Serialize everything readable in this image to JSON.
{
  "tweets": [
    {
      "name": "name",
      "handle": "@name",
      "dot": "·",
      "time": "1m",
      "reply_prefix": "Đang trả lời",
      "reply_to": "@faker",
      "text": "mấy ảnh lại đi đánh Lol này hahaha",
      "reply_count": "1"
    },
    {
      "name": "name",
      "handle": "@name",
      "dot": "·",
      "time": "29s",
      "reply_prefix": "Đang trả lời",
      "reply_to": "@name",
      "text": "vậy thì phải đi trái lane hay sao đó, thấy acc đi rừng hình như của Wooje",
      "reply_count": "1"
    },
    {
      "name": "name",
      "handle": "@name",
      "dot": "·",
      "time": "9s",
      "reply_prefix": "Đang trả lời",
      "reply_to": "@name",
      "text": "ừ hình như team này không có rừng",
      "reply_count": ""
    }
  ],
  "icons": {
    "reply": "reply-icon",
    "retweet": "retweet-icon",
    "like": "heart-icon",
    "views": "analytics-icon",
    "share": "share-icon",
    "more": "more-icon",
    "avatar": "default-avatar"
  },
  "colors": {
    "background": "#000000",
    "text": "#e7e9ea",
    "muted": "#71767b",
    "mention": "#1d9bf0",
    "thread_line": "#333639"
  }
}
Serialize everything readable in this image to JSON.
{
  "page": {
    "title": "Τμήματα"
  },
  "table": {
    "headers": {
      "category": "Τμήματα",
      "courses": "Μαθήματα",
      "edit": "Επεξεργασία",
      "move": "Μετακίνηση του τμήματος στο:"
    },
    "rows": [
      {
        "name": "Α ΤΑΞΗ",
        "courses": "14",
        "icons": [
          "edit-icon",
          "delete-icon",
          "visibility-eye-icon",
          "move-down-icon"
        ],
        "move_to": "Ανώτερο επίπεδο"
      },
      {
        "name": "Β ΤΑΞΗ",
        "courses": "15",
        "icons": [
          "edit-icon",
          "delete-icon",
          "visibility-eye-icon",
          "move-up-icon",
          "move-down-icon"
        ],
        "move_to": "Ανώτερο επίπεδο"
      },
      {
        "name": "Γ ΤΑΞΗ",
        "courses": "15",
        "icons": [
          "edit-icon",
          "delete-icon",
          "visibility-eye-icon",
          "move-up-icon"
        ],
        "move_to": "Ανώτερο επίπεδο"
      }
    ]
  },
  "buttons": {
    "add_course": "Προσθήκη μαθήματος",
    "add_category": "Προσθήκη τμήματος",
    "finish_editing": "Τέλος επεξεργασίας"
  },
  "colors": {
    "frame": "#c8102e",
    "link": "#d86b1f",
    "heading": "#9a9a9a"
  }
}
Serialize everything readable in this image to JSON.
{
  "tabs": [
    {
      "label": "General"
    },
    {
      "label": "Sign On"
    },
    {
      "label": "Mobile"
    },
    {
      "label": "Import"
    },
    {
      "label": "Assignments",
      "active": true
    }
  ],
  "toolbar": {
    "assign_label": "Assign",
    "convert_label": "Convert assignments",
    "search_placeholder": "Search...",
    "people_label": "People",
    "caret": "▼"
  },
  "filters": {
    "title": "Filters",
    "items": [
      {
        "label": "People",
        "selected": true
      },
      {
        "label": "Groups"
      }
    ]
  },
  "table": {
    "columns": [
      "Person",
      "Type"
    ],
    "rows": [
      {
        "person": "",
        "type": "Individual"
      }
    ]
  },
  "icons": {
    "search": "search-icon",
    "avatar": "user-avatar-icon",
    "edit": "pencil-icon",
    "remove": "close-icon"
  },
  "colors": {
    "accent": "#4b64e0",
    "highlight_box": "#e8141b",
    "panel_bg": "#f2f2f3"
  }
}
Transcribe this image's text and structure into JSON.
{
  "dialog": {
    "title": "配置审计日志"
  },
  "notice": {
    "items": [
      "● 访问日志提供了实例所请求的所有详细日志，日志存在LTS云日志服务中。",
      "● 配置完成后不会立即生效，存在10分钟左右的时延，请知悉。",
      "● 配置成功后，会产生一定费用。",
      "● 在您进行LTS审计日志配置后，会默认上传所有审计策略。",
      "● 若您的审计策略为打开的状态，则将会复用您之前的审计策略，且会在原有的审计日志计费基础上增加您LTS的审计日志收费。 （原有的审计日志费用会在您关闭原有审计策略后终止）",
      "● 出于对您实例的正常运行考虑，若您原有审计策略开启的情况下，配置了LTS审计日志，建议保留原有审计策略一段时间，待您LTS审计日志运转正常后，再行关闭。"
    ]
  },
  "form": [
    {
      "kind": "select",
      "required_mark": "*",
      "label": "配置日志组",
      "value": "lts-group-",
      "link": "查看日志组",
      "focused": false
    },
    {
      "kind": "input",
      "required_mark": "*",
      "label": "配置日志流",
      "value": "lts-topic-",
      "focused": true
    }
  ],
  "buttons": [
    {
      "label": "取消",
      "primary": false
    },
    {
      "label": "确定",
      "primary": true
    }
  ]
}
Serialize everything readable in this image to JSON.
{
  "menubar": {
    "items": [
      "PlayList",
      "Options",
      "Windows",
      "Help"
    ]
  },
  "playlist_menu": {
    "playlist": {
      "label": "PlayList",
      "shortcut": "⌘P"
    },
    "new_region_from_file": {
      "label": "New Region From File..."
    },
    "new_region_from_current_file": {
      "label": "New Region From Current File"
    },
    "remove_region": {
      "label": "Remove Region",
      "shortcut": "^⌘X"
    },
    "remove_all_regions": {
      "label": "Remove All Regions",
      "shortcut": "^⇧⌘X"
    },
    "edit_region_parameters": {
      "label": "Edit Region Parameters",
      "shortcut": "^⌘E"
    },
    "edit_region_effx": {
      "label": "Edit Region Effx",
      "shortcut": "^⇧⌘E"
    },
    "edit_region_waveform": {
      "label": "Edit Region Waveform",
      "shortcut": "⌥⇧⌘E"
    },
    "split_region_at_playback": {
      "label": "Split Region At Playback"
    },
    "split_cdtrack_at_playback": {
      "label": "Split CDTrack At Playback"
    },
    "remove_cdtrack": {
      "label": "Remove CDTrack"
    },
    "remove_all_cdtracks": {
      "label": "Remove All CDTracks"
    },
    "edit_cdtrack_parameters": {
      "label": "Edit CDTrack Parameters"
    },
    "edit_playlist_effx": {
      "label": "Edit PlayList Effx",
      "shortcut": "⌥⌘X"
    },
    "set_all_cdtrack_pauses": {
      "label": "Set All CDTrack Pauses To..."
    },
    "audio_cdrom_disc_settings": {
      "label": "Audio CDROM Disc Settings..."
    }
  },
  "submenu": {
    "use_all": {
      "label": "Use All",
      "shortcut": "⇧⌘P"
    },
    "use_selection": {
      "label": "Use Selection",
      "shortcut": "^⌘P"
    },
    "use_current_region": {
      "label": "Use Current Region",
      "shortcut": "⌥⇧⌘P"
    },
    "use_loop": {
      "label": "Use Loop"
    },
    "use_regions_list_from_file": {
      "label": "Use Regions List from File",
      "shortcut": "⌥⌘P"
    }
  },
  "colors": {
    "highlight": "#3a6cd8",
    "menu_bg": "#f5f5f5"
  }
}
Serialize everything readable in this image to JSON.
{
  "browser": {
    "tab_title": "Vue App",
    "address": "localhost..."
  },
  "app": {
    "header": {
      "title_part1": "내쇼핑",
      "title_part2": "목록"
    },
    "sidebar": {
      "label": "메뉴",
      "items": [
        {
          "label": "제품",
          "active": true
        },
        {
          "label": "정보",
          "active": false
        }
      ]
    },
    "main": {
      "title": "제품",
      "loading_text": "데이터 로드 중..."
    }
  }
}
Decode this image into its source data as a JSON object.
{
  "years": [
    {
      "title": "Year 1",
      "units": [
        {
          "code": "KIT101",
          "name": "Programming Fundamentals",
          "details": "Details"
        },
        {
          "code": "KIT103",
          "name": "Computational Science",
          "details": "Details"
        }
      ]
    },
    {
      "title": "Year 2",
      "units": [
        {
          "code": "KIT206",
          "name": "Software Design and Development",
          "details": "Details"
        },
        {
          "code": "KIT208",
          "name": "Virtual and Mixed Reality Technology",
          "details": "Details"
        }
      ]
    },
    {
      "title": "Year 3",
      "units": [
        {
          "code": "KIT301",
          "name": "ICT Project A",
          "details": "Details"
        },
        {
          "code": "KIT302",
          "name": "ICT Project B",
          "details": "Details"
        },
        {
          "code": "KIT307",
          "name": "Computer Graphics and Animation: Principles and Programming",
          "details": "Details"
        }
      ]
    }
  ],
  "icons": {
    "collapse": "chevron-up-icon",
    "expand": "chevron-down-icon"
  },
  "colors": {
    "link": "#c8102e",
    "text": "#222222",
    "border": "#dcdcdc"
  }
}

================

* What you should do:
Go through the records. Copy each line where "Project" appears.

* In response:
          "name": "ICT Project A",
          "name": "ICT Project B",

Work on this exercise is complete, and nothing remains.